# Goal of the exercise
In full and without deviation, write out the entries that follow.

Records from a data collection
┄┄┄┄┄┄

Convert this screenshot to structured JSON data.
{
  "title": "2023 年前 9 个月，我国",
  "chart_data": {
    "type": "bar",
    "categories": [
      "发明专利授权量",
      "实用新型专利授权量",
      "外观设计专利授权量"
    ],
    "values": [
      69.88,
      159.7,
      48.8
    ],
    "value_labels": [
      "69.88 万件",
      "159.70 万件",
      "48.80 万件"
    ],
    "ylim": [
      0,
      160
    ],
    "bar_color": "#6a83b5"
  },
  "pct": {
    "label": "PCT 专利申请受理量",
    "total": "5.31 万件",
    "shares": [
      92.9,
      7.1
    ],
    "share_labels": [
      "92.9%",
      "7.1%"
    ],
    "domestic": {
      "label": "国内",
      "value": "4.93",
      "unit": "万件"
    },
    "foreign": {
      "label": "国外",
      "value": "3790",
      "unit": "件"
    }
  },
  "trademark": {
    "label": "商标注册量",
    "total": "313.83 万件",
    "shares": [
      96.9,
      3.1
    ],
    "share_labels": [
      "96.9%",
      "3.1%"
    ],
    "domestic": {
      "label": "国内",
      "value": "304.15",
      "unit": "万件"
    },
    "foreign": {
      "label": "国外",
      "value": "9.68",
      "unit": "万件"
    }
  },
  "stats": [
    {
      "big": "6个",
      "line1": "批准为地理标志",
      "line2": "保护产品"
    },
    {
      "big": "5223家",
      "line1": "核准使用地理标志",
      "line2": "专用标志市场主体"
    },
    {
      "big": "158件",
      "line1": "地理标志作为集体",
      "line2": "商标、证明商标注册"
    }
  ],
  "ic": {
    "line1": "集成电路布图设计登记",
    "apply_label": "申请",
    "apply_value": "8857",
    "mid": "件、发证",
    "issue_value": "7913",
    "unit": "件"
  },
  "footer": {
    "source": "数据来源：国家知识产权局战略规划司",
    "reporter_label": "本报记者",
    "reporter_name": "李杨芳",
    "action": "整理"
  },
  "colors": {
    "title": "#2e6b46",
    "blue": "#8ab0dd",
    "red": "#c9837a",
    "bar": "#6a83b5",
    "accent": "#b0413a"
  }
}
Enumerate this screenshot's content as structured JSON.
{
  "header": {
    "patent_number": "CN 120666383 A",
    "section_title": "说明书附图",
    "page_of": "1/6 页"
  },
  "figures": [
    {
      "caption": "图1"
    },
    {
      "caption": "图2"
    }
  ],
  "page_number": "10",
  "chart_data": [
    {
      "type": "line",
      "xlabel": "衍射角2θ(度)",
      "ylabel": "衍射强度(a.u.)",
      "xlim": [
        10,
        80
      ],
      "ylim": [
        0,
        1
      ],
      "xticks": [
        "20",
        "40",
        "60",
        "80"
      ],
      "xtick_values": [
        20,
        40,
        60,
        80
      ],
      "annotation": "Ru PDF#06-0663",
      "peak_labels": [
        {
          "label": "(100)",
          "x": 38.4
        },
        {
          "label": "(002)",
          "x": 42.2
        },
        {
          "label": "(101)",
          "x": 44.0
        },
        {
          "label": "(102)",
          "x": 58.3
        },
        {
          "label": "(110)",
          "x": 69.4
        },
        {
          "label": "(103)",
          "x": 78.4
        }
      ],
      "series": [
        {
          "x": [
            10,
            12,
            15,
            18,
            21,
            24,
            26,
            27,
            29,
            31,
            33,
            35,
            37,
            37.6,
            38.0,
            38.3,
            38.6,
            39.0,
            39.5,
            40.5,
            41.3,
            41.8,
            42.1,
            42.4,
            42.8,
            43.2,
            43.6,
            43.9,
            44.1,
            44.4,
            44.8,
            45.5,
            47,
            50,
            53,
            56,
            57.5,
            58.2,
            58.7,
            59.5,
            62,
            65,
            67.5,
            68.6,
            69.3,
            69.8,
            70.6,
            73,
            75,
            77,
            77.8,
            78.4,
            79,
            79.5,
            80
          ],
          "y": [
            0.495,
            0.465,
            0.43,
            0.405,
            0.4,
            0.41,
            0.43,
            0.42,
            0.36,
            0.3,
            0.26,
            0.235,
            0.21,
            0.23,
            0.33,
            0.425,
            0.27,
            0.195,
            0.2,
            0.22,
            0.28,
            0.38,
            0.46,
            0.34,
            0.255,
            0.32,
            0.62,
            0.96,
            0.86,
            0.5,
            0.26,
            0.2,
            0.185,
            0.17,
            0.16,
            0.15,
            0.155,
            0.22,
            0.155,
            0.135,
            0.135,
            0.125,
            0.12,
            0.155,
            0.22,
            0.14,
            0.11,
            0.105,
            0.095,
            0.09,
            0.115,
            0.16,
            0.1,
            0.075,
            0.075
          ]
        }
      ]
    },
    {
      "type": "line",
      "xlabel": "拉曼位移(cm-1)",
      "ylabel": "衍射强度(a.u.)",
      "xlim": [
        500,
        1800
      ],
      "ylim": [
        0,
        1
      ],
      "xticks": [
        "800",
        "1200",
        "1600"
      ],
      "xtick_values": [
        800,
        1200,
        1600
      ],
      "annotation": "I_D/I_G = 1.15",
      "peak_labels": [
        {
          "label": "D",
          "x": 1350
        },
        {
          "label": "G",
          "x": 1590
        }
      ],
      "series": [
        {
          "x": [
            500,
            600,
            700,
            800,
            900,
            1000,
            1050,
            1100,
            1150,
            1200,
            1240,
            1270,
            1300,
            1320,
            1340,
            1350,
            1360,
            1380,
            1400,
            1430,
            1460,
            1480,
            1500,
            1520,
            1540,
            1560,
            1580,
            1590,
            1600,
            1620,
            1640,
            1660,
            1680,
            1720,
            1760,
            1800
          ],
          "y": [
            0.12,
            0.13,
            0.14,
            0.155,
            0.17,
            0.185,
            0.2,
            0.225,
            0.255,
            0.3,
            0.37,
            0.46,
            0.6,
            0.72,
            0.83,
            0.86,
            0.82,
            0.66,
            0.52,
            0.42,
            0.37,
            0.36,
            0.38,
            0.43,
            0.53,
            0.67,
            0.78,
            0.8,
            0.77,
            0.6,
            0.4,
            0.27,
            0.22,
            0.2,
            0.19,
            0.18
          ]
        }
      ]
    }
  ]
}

┄┄┄┄┄┄

# Completed task
Convert this screenshot to structured JSON data.
{
  "title": "2023 年前 9 个月，我国",
  "chart_data": {
    "type": "bar",
    "categories": [
      "发明专利授权量",
      "实用新型专利授权量",
      "外观设计专利授权量"
    ],
    "values": [
      69.88,
      159.7,
      48.8
    ],
    "value_labels": [
      "69.88 万件",
      "159.70 万件",
      "48.80 万件"
    ],
    "ylim": [
      0,
      160
    ],
    "bar_color": "#6a83b5"
  },
  "pct": {
    "label": "PCT 专利申请受理量",
    "total": "5.31 万件",
    "shares": [
      92.9,
      7.1
    ],
    "share_labels": [
      "92.9%",
      "7.1%"
    ],
    "domestic": {
      "label": "国内",
      "value": "4.93",
      "unit": "万件"
    },
    "foreign": {
      "label": "国外",
      "value": "3790",
      "unit": "件"
    }
  },
  "trademark": {
    "label": "商标注册量",
    "total": "313.83 万件",
    "shares": [
      96.9,
      3.1
    ],
    "share_labels": [
      "96.9%",
      "3.1%"
    ],
    "domestic": {
      "label": "国内",
      "value": "304.15",
      "unit": "万件"
    },
    "foreign": {
      "label": "国外",
      "value": "9.68",
      "unit": "万件"
    }
  },
  "stats": [
    {
      "big": "6个",
      "line1": "批准为地理标志",
      "line2": "保护产品"
    },
    {
      "big": "5223家",
      "line1": "核准使用地理标志",
      "line2": "专用标志市场主体"
    },
    {
      "big": "158件",
      "line1": "地理标志作为集体",
      "line2": "商标、证明商标注册"
    }
  ],
  "ic": {
    "line1": "集成电路布图设计登记",
    "apply_label": "申请",
    "apply_value": "8857",
    "mid": "件、发证",
    "issue_value": "7913",
    "unit": "件"
  },
  "footer": {
    "source": "数据来源：国家知识产权局战略规划司",
    "reporter_label": "本报记者",
    "reporter_name": "李杨芳",
    "action": "整理"
  },
  "colors": {
    "title": "#2e6b46",
    "blue": "#8ab0dd",
    "red": "#c9837a",
    "bar": "#6a83b5",
    "accent": "#b0413a"
  }
}
Enumerate this screenshot's content as structured JSON.
{
  "header": {
    "patent_number": "CN 120666383 A",
    "section_title": "说明书附图",
    "page_of": "1/6 页"
  },
  "figures": [
    {
      "caption": "图1"
    },
    {
      "caption": "图2"
    }
  ],
  "page_number": "10",
  "chart_data": [
    {
      "type": "line",
      "xlabel": "衍射角2θ(度)",
      "ylabel": "衍射强度(a.u.)",
      "xlim": [
        10,
        80
      ],
      "ylim": [
        0,
        1
      ],
      "xticks": [
        "20",
        "40",
        "60",
        "80"
      ],
      "xtick_values": [
        20,
        40,
        60,
        80
      ],
      "annotation": "Ru PDF#06-0663",
      "peak_labels": [
        {
          "label": "(100)",
          "x": 38.4
        },
        {
          "label": "(002)",
          "x": 42.2
        },
        {
          "label": "(101)",
          "x": 44.0
        },
        {
          "label": "(102)",
          "x": 58.3
        },
        {
          "label": "(110)",
          "x": 69.4
        },
        {
          "label": "(103)",
          "x": 78.4
        }
      ],
      "series": [
        {
          "x": [
            10,
            12,
            15,
            18,
            21,
            24,
            26,
            27,
            29,
            31,
            33,
            35,
            37,
            37.6,
            38.0,
            38.3,
            38.6,
            39.0,
            39.5,
            40.5,
            41.3,
            41.8,
            42.1,
            42.4,
            42.8,
            43.2,
            43.6,
            43.9,
            44.1,
            44.4,
            44.8,
            45.5,
            47,
            50,
            53,
            56,
            57.5,
            58.2,
            58.7,
            59.5,
            62,
            65,
            67.5,
            68.6,
            69.3,
            69.8,
            70.6,
            73,
            75,
            77,
            77.8,
            78.4,
            79,
            79.5,
            80
          ],
          "y": [
            0.495,
            0.465,
            0.43,
            0.405,
            0.4,
            0.41,
            0.43,
            0.42,
            0.36,
            0.3,
            0.26,
            0.235,
            0.21,
            0.23,
            0.33,
            0.425,
            0.27,
            0.195,
            0.2,
            0.22,
            0.28,
            0.38,
            0.46,
            0.34,
            0.255,
            0.32,
            0.62,
            0.96,
            0.86,
            0.5,
            0.26,
            0.2,
            0.185,
            0.17,
            0.16,
            0.15,
            0.155,
            0.22,
            0.155,
            0.135,
            0.135,
            0.125,
            0.12,
            0.155,
            0.22,
            0.14,
            0.11,
            0.105,
            0.095,
            0.09,
            0.115,
            0.16,
            0.1,
            0.075,
            0.075
          ]
        }
      ]
    },
    {
      "type": "line",
      "xlabel": "拉曼位移(cm-1)",
      "ylabel": "衍射强度(a.u.)",
      "xlim": [
        500,
        1800
      ],
      "ylim": [
        0,
        1
      ],
      "xticks": [
        "800",
        "1200",
        "1600"
      ],
      "xtick_values": [
        800,
        1200,
        1600
      ],
      "annotation": "I_D/I_G = 1.15",
      "peak_labels": [
        {
          "label": "D",
          "x": 1350
        },
        {
          "label": "G",
          "x": 1590
        }
      ],
      "series": [
        {
          "x": [
            500,
            600,
            700,
            800,
            900,
            1000,
            1050,
            1100,
            1150,
            1200,
            1240,
            1270,
            1300,
            1320,
            1340,
            1350,
            1360,
            1380,
            1400,
            1430,
            1460,
            1480,
            1500,
            1520,
            1540,
            1560,
            1580,
            1590,
            1600,
            1620,
            1640,
            1660,
            1680,
            1720,
            1760,
            1800
          ],
          "y": [
            0.12,
            0.13,
            0.14,
            0.155,
            0.17,
            0.185,
            0.2,
            0.225,
            0.255,
            0.3,
            0.37,
            0.46,
            0.6,
            0.72,
            0.83,
            0.86,
            0.82,
            0.66,
            0.52,
            0.42,
            0.37,
            0.36,
            0.38,
            0.43,
            0.53,
            0.67,
            0.78,
            0.8,
            0.77,
            0.6,
            0.4,
            0.27,
            0.22,
            0.2,
            0.19,
            0.18
          ]
        }
      ]
    }
  ]
}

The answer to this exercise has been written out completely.